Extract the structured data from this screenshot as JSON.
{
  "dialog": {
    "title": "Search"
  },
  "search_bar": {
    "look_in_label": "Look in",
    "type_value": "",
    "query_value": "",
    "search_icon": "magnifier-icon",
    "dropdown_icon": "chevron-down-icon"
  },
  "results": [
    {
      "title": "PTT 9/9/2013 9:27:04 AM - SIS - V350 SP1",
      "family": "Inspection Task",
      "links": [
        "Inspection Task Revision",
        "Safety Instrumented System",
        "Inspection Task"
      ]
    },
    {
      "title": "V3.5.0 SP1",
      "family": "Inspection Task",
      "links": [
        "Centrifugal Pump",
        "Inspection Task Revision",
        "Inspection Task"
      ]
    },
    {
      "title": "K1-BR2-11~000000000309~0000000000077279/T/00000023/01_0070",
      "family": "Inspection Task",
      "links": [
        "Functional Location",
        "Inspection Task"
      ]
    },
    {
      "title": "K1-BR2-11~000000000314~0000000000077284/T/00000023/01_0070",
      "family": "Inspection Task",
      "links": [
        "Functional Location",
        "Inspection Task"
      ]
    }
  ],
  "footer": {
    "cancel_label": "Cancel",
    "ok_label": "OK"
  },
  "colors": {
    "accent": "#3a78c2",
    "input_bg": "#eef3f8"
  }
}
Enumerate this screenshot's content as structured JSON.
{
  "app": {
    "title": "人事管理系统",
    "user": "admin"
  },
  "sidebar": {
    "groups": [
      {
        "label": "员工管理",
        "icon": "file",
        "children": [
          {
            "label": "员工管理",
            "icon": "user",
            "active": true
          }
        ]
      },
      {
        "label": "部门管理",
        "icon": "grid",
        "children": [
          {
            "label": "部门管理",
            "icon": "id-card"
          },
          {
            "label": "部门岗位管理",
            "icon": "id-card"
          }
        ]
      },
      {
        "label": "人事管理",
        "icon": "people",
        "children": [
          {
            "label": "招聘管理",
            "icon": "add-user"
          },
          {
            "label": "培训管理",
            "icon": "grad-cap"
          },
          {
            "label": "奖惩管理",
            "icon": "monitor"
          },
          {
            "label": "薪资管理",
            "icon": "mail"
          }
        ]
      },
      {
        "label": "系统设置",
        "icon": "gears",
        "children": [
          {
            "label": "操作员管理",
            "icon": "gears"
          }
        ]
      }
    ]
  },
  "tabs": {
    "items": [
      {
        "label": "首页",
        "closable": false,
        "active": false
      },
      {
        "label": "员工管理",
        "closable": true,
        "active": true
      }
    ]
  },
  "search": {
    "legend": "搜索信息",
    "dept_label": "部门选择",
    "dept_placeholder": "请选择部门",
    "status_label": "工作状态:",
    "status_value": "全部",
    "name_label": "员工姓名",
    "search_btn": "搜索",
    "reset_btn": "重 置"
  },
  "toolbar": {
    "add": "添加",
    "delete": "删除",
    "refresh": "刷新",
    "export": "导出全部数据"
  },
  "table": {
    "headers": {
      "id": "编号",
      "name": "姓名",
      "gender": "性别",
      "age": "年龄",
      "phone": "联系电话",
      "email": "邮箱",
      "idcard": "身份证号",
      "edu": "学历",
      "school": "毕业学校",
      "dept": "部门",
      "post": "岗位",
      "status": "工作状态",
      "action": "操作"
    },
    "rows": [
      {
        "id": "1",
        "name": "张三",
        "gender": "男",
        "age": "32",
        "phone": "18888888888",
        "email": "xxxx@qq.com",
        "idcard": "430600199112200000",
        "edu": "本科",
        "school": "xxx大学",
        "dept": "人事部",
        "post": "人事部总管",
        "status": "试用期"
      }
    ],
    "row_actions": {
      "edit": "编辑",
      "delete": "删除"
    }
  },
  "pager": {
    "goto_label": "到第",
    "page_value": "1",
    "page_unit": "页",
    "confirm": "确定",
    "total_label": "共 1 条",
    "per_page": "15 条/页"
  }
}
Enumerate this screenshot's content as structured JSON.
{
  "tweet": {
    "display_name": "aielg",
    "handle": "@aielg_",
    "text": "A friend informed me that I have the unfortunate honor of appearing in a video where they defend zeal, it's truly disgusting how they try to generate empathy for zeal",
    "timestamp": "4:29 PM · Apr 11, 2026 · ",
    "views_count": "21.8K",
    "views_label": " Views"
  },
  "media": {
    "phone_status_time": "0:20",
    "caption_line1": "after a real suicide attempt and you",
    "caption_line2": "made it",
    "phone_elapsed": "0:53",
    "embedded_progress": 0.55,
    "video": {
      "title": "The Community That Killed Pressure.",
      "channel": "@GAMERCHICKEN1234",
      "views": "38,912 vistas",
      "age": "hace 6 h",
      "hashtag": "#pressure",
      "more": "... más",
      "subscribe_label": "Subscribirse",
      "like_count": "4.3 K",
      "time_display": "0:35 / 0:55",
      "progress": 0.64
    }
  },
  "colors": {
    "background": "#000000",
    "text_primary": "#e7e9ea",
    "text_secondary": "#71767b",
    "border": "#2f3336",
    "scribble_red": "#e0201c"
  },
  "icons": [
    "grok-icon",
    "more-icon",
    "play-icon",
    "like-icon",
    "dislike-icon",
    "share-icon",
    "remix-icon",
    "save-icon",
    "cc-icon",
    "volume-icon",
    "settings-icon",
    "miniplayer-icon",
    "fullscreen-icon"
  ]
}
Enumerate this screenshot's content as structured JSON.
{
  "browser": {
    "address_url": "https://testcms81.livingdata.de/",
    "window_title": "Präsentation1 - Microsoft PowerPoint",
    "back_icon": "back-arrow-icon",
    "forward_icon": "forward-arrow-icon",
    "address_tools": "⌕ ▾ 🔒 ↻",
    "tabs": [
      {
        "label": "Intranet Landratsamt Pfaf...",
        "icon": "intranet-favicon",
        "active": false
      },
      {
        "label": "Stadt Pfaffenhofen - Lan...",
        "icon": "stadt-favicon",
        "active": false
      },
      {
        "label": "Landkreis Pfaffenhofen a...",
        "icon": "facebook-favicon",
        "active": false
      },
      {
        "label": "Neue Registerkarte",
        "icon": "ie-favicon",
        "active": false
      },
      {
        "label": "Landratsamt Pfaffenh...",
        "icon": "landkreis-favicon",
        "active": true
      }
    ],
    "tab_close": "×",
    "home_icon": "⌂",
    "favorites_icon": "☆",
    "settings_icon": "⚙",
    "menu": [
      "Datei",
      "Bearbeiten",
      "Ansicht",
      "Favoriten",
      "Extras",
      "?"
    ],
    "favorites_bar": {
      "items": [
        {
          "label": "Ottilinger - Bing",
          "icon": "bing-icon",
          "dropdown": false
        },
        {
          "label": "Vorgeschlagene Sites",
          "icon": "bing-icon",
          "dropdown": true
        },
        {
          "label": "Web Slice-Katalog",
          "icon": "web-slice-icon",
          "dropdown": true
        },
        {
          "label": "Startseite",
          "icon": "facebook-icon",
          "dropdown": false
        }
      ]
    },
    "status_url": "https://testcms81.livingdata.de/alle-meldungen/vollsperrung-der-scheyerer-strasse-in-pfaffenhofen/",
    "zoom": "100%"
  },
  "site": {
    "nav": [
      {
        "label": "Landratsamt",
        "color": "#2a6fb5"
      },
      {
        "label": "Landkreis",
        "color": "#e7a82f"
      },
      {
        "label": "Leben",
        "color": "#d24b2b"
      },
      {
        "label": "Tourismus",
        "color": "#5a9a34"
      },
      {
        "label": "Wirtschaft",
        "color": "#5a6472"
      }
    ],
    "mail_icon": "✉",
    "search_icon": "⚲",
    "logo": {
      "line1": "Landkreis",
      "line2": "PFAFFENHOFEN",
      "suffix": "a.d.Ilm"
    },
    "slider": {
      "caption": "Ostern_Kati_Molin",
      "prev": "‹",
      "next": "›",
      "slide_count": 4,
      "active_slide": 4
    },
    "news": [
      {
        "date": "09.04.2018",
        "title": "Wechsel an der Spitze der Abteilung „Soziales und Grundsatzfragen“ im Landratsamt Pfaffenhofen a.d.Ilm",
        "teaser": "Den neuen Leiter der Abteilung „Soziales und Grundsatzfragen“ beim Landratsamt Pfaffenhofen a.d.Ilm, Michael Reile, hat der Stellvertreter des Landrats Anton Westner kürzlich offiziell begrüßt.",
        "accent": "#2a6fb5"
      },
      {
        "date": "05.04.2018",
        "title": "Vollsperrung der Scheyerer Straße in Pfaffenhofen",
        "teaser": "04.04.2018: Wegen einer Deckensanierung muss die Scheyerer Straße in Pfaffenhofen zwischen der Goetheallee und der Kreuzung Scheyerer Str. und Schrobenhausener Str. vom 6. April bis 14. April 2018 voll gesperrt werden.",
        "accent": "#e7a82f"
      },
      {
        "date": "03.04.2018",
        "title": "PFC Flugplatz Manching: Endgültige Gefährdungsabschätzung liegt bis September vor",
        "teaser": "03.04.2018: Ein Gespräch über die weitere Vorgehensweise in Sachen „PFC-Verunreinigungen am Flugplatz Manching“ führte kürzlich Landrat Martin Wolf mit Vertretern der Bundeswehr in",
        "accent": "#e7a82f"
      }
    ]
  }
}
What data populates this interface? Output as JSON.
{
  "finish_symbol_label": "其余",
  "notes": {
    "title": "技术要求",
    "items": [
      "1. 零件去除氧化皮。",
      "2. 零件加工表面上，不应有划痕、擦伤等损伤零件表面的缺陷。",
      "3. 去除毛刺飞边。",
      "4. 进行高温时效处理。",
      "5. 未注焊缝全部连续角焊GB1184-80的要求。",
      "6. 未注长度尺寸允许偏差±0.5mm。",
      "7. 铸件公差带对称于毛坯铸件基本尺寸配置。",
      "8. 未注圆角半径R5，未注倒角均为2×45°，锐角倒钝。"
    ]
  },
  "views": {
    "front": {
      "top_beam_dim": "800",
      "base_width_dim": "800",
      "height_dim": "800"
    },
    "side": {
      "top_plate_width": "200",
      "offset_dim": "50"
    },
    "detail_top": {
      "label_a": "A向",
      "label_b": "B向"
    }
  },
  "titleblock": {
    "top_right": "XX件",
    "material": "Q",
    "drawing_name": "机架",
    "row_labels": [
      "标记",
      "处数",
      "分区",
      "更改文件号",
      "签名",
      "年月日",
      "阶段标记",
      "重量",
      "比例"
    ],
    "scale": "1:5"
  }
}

What to work on: Copy out each line of the data containing the string "Manching".

Output of the exercise:
        "title": "PFC Flugplatz Manching: Endgültige Gefährdungsabschätzung liegt bis September vor",
        "teaser": "03.04.2018: Ein Gespräch über die weitere Vorgehensweise in Sachen „PFC-Verunreinigungen am Flugplatz Manching“ führte kürzlich Landrat Martin Wolf mit Vertretern der Bundeswehr in",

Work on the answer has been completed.